Task goal. Copy every line in which the string "esterno" occurs.

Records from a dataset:

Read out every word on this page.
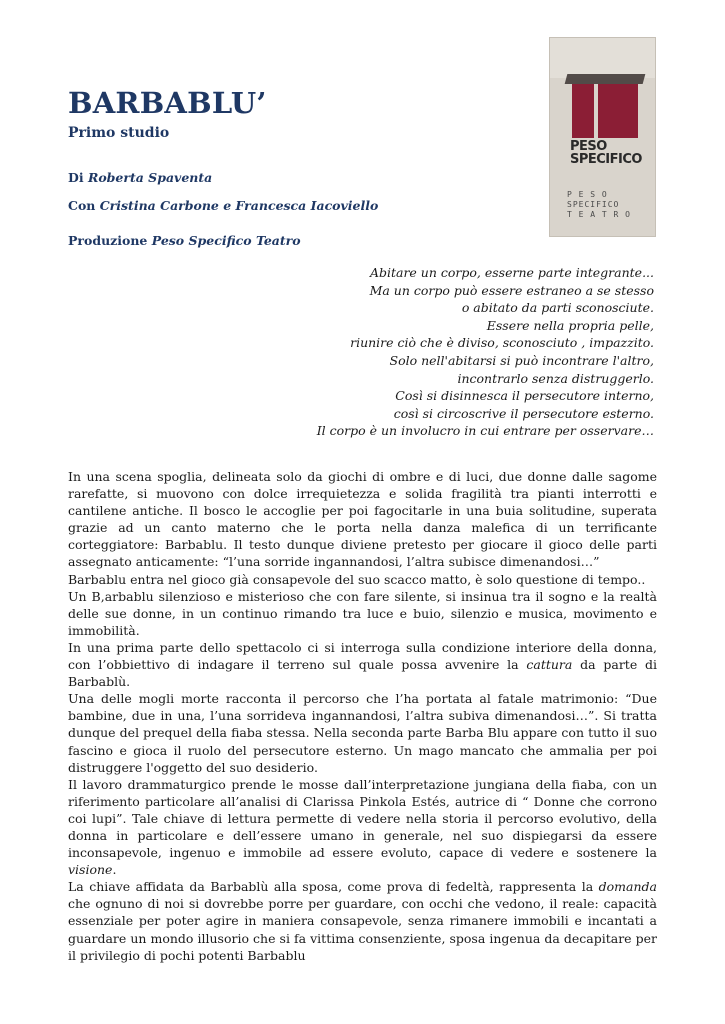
BARBABLU’
Primo studio
Di Roberta Spaventa
Con Cristina Carbone e Francesca Iacoviello
Produzione Peso Specifico Teatro
PESO
SPECIFICO
P E S O
SPECIFICO
T E A T R O
Abitare un corpo, esserne parte integrante...
Ma un corpo può essere estraneo a se stesso
o abitato da parti sconosciute.
Essere nella propria pelle,
riunire ciò che è diviso, sconosciuto , impazzito.
Solo nell'abitarsi si può incontrare l'altro,
incontrarlo senza distruggerlo.
Così si disinnesca il persecutore interno,
così si circoscrive il persecutore esterno.
Il corpo è un involucro in cui entrare per osservare…

In una scena spoglia, delineata solo da giochi di ombre e di luci, due donne dalle sagome rarefatte, si muovono con dolce irrequietezza e solida fragilità tra pianti interrotti e cantilene antiche. Il bosco le accoglie per poi fagocitarle in una buia solitudine, superata grazie ad un canto materno che le porta nella danza malefica di un terrificante corteggiatore: Barbablu. Il testo dunque diviene pretesto per giocare il gioco delle parti assegnato anticamente: “l’una sorride ingannandosi, l’altra subisce dimenandosi…”

Barbablu entra nel gioco già consapevole del suo scacco matto, è solo questione di tempo..

Un B,arbablu silenzioso e misterioso che con fare silente, si insinua tra il sogno e la realtà delle sue donne, in un continuo rimando tra luce e buio, silenzio e musica, movimento e immobilità.

In una prima parte dello spettacolo ci si interroga sulla condizione interiore della donna, con l’obbiettivo di indagare il terreno sul quale possa avvenire la cattura da parte di Barbablù.

Una delle mogli morte racconta il percorso che l’ha portata al fatale matrimonio: “Due bambine, due in una, l’una sorrideva ingannandosi, l’altra subiva dimenandosi…”. Si tratta dunque del prequel della fiaba stessa. Nella seconda parte Barba Blu appare con tutto il suo fascino e gioca il ruolo del persecutore esterno. Un mago mancato che ammalia per poi distruggere l'oggetto del suo desiderio.

Il lavoro drammaturgico prende le mosse dall’interpretazione jungiana della fiaba, con un riferimento particolare all’analisi di Clarissa Pinkola Estés, autrice di “ Donne che corrono coi lupi”. Tale chiave di lettura permette di vedere nella storia il percorso evolutivo, della donna in particolare e dell’essere umano in generale, nel suo dispiegarsi da essere inconsapevole, ingenuo e immobile ad essere evoluto, capace di vedere e sostenere la visione.

La chiave affidata da Barbablù alla sposa, come prova di fedeltà, rappresenta la domanda che ognuno di noi si dovrebbe porre per guardare, con occhi che vedono, il reale: capacità essenziale per poter agire in maniera consapevole, senza rimanere immobili e incantati a guardare un mondo illusorio che si fa vittima consenziente, sposa ingenua da decapitare per il privilegio di pochi potenti Barbablu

Exercise answer.
così si circoscrive il persecutore esterno.
Una delle mogli morte racconta il percorso che l’ha portata al fatale matrimonio: “Due bambine, due in una, l’una sorrideva ingannandosi, l’altra subiva dimenandosi…”. Si tratta dunque del prequel della fiaba stessa. Nella seconda parte Barba Blu appare con tutto il suo fascino e gioca il ruolo del persecutore esterno. Un mago mancato che ammalia per poi distruggere l'oggetto del suo desiderio.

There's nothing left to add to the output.